Dataset items
•••••

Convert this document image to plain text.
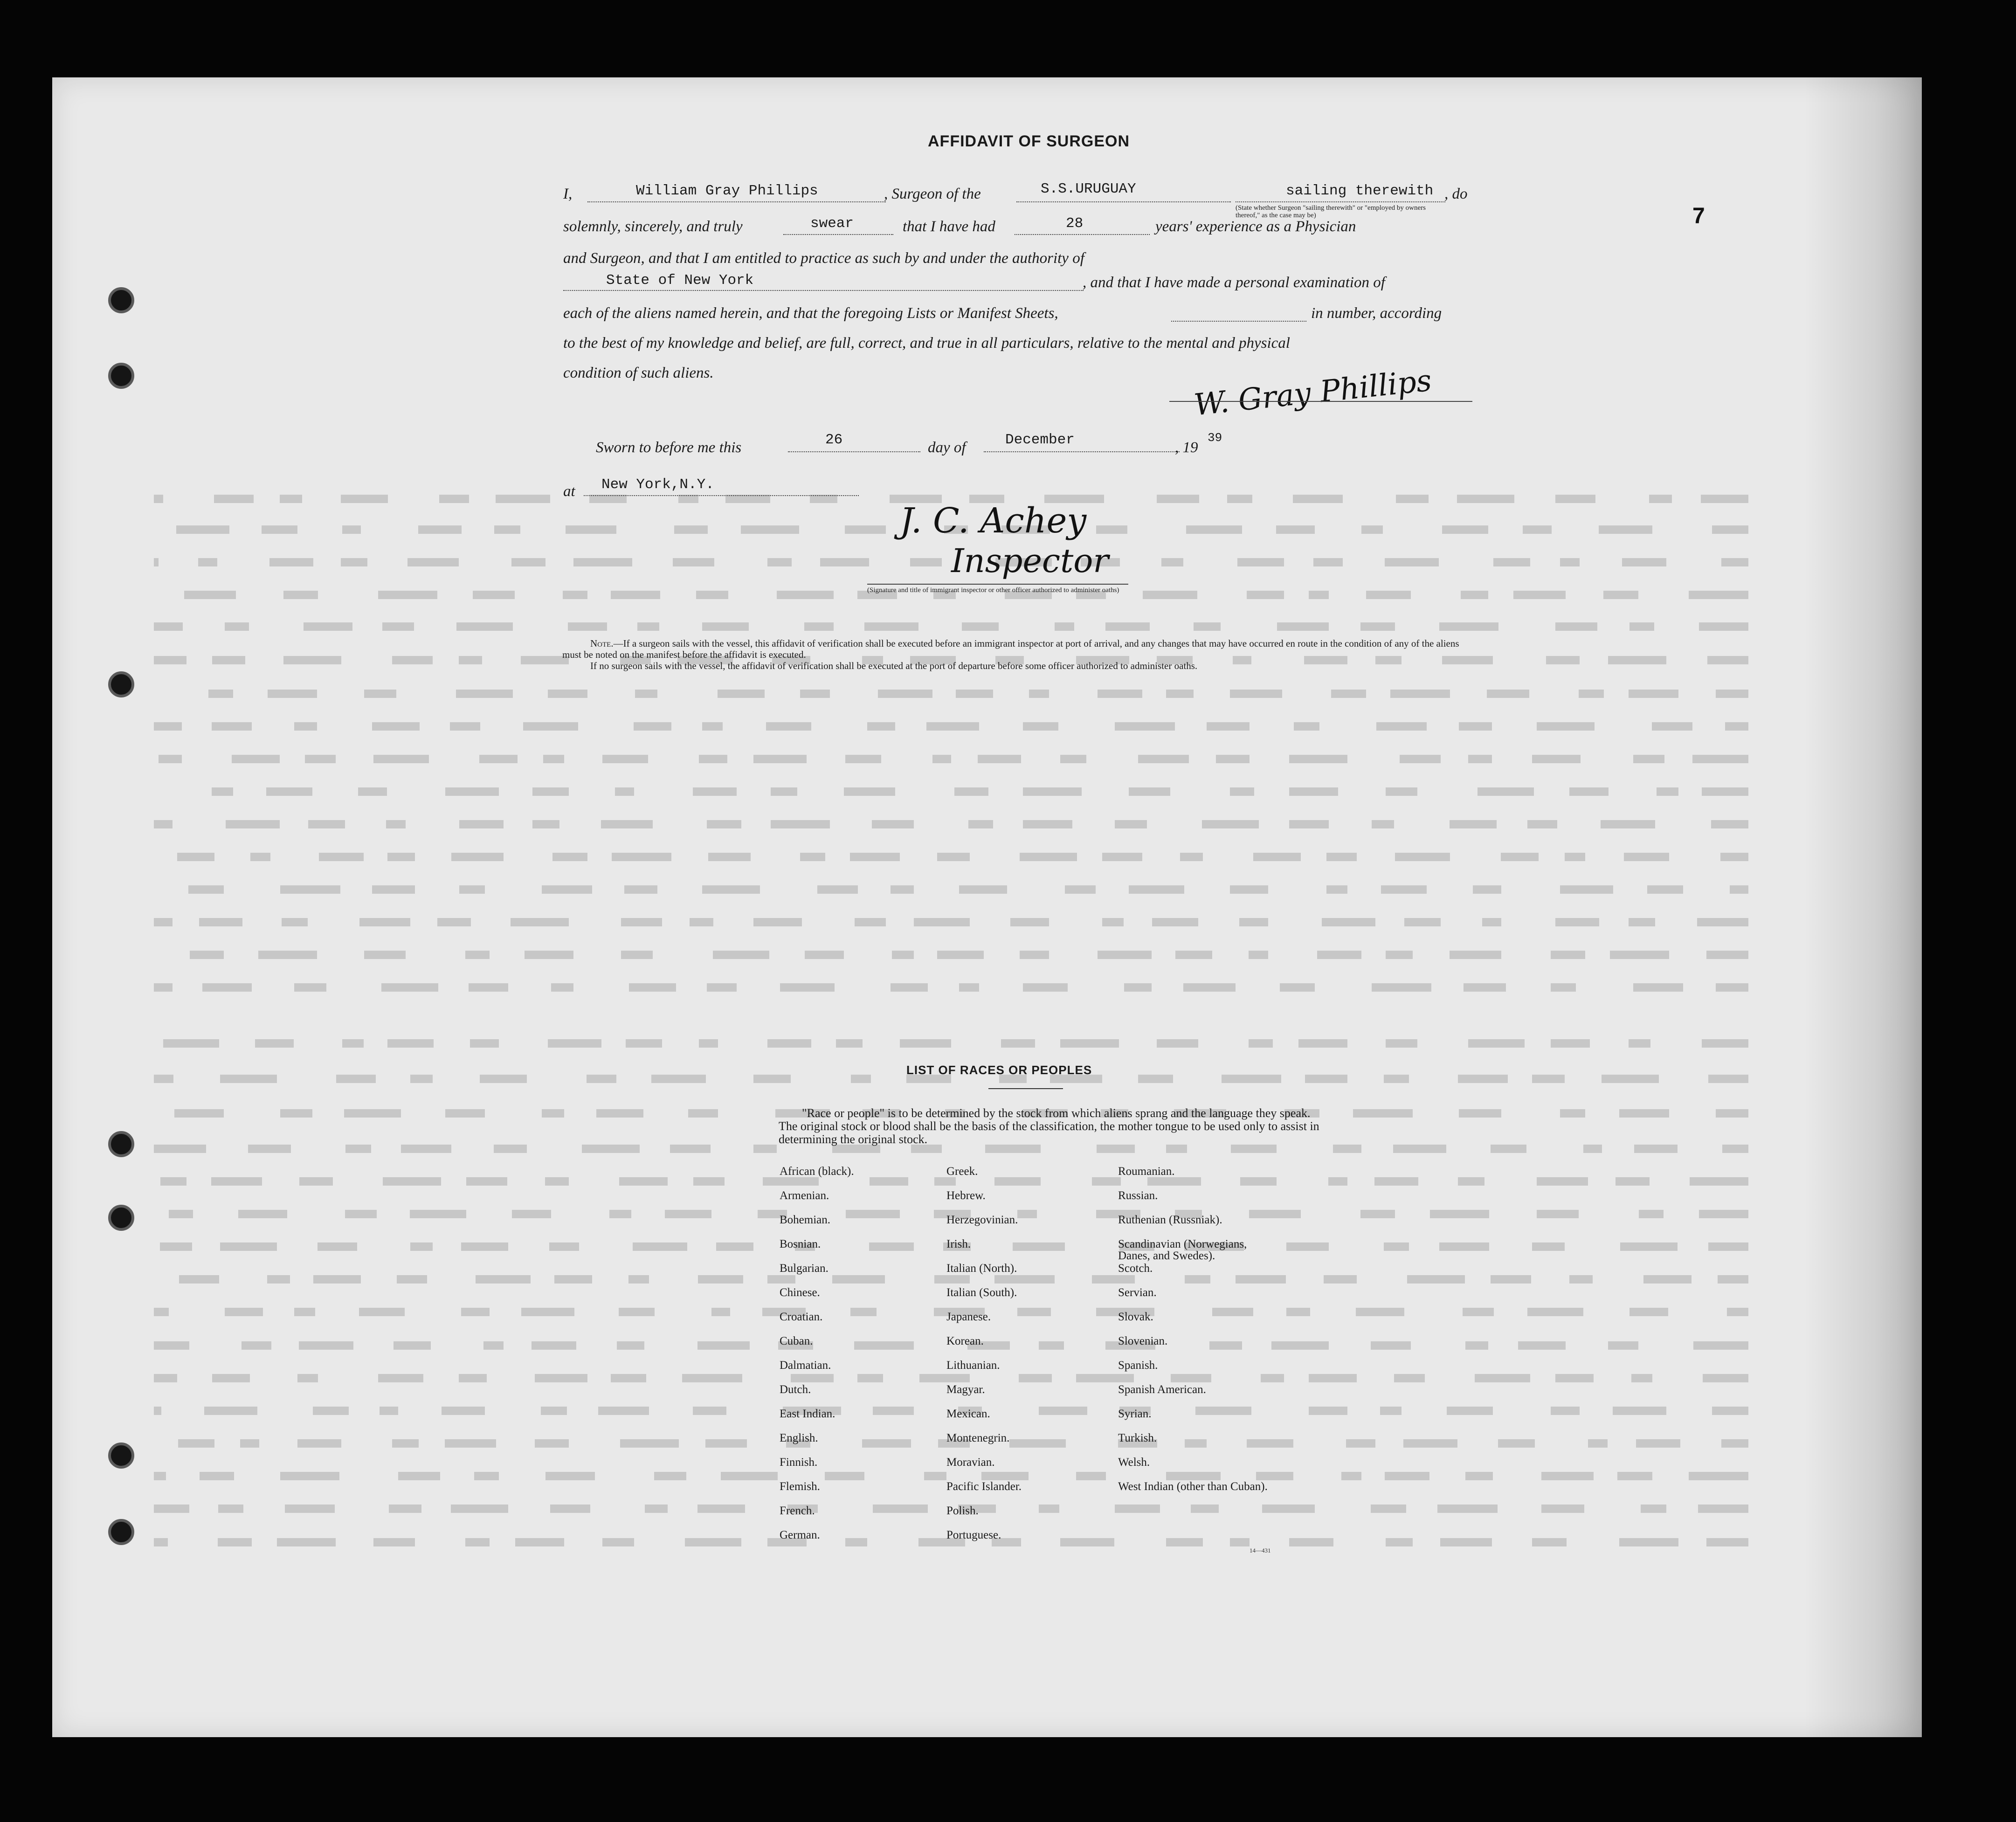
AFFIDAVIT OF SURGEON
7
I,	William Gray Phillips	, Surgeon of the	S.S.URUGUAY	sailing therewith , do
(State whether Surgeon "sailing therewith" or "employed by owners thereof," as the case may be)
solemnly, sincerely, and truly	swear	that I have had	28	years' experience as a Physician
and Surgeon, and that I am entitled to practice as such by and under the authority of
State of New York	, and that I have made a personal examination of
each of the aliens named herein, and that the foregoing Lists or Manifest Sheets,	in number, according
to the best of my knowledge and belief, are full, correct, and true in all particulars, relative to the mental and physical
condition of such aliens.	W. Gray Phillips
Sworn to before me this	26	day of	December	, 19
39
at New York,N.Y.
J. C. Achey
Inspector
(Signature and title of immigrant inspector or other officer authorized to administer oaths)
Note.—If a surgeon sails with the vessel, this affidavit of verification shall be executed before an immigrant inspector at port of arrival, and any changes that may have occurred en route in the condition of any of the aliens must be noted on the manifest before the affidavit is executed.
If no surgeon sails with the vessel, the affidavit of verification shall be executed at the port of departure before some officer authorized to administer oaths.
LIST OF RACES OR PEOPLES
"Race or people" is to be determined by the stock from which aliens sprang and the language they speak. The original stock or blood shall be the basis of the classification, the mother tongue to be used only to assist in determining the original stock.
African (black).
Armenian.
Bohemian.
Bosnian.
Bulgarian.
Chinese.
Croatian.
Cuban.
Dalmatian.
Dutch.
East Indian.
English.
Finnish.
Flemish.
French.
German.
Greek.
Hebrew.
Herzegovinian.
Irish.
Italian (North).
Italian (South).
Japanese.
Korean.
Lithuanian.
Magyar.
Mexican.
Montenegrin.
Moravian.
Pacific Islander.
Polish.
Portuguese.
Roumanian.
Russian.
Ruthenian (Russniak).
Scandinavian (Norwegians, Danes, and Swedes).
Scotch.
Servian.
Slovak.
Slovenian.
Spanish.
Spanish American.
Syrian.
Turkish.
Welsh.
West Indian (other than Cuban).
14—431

•••••

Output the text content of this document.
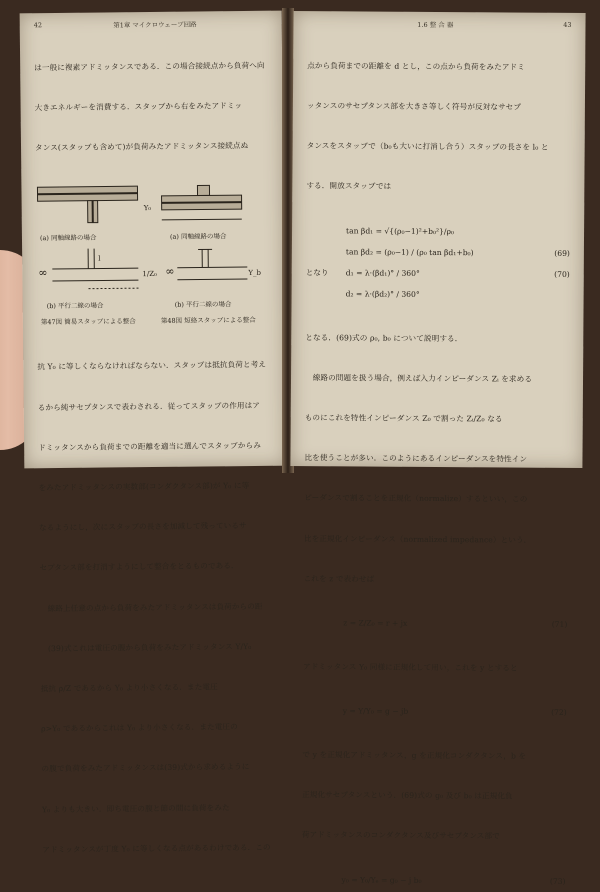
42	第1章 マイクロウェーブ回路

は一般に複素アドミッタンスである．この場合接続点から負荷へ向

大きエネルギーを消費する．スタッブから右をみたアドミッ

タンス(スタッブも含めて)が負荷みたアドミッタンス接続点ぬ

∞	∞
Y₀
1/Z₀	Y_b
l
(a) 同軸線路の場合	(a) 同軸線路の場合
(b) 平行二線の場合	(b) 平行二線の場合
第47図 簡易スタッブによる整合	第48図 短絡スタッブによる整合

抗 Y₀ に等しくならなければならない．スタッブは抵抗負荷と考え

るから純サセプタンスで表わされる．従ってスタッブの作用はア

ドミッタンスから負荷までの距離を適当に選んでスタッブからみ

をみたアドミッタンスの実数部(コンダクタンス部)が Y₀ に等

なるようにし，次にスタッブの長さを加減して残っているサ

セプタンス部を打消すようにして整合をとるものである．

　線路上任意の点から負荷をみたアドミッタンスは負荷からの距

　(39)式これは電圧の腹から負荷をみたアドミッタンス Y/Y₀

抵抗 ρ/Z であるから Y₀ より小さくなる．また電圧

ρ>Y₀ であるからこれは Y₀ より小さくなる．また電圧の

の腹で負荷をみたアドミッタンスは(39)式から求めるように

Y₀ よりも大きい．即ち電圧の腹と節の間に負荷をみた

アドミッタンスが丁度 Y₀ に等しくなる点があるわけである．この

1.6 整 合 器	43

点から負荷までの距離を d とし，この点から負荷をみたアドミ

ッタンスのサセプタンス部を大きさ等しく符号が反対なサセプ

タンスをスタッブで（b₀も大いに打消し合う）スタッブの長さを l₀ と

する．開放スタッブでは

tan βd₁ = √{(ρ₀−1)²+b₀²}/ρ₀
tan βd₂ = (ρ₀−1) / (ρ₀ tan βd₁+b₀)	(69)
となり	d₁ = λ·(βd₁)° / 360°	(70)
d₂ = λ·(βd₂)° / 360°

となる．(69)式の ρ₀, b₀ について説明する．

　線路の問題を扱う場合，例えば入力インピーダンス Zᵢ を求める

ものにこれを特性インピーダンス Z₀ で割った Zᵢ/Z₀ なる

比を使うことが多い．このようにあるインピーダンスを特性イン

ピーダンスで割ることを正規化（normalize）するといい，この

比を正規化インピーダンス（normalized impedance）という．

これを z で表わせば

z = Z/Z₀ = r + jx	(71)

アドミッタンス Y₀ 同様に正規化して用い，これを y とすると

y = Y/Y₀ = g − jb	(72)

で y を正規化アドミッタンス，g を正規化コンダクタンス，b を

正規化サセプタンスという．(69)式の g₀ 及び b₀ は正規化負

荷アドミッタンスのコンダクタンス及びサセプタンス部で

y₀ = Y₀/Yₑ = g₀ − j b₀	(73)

•••••

◆ Exercise ◆
Locate all lines in the listing above with the word "aliens" and copy them.

◆ Answer below ◆
each of the aliens named herein, and that the foregoing Lists or Manifest Sheets,	in number, according
condition of such aliens.	W. Gray Phillips
Note.—If a surgeon sails with the vessel, this affidavit of verification shall be executed before an immigrant inspector at port of arrival, and any changes that may have occurred en route in the condition of any of the aliens must be noted on the manifest before the affidavit is executed.
"Race or people" is to be determined by the stock from which aliens sprang and the language they speak. The original stock or blood shall be the basis of the classification, the mother tongue to be used only to assist in determining the original stock.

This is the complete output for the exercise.